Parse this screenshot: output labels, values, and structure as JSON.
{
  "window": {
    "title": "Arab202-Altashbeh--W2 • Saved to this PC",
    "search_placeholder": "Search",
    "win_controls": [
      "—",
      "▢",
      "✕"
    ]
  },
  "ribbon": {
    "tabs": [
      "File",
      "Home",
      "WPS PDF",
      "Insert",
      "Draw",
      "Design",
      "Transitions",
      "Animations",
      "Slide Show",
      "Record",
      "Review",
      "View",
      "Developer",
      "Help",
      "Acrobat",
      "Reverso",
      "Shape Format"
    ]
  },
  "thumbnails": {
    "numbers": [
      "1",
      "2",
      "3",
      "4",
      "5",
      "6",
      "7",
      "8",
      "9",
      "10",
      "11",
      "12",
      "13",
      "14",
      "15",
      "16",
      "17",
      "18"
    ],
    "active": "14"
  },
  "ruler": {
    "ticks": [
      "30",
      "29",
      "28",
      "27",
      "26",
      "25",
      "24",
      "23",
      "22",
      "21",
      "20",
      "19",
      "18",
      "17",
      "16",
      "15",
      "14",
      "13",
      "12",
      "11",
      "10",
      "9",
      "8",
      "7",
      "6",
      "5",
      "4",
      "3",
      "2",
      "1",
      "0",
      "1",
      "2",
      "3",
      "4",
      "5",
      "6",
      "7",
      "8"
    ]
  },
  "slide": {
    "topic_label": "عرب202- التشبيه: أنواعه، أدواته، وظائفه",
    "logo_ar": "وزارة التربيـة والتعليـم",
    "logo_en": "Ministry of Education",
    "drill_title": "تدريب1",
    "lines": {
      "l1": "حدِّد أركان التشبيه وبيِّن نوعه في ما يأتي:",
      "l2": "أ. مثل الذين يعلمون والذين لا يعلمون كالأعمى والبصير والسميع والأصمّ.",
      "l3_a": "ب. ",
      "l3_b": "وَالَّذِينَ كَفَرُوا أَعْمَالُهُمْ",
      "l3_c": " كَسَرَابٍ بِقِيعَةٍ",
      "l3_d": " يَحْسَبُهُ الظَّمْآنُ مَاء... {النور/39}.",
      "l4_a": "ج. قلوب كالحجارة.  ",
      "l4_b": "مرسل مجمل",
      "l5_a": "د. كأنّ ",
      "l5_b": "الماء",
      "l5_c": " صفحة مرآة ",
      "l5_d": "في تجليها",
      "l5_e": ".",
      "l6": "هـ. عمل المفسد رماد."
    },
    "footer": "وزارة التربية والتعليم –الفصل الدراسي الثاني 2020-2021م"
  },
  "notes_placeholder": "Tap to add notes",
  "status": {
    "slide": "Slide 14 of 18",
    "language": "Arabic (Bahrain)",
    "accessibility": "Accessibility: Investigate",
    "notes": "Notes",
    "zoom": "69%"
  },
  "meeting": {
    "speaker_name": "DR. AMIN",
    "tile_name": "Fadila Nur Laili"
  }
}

● ● ● ● ● ● ●

WHAT IS REQUIRED ▸ Write out every line of the data that holds the word "وزارة".

CORRECT ANSWER ▸
    "logo_ar": "وزارة التربيـة والتعليـم",
    "footer": "وزارة التربية والتعليم –الفصل الدراسي الثاني 2020-2021م"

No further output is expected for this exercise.